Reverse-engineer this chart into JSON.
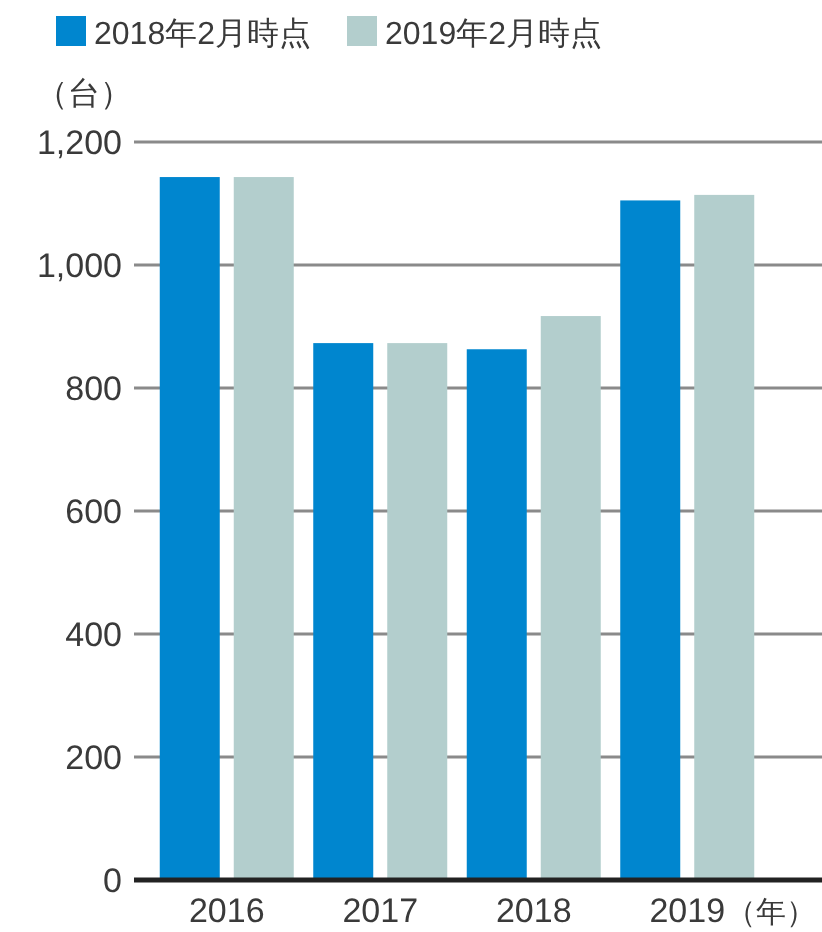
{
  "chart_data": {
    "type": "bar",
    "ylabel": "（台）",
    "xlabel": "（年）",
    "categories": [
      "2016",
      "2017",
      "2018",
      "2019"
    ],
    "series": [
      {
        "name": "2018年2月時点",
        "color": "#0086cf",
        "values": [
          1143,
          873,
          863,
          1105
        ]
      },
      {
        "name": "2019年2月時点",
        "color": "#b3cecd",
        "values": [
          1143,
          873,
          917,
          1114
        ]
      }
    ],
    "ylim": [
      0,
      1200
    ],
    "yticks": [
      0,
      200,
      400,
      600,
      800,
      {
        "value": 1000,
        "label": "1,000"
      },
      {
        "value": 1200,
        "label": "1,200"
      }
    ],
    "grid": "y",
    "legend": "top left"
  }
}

○ ○ ○ ○ ○ ○ ○

Written problem: Restate each line of the records exactly; pictures do not belong in the copy.

Exercise solution:
Reverse-engineer this chart into JSON.
{
  "chart_data": {
    "type": "bar",
    "ylabel": "（台）",
    "xlabel": "（年）",
    "categories": [
      "2016",
      "2017",
      "2018",
      "2019"
    ],
    "series": [
      {
        "name": "2018年2月時点",
        "color": "#0086cf",
        "values": [
          1143,
          873,
          863,
          1105
        ]
      },
      {
        "name": "2019年2月時点",
        "color": "#b3cecd",
        "values": [
          1143,
          873,
          917,
          1114
        ]
      }
    ],
    "ylim": [
      0,
      1200
    ],
    "yticks": [
      0,
      200,
      400,
      600,
      800,
      {
        "value": 1000,
        "label": "1,000"
      },
      {
        "value": 1200,
        "label": "1,200"
      }
    ],
    "grid": "y",
    "legend": "top left"
  }
}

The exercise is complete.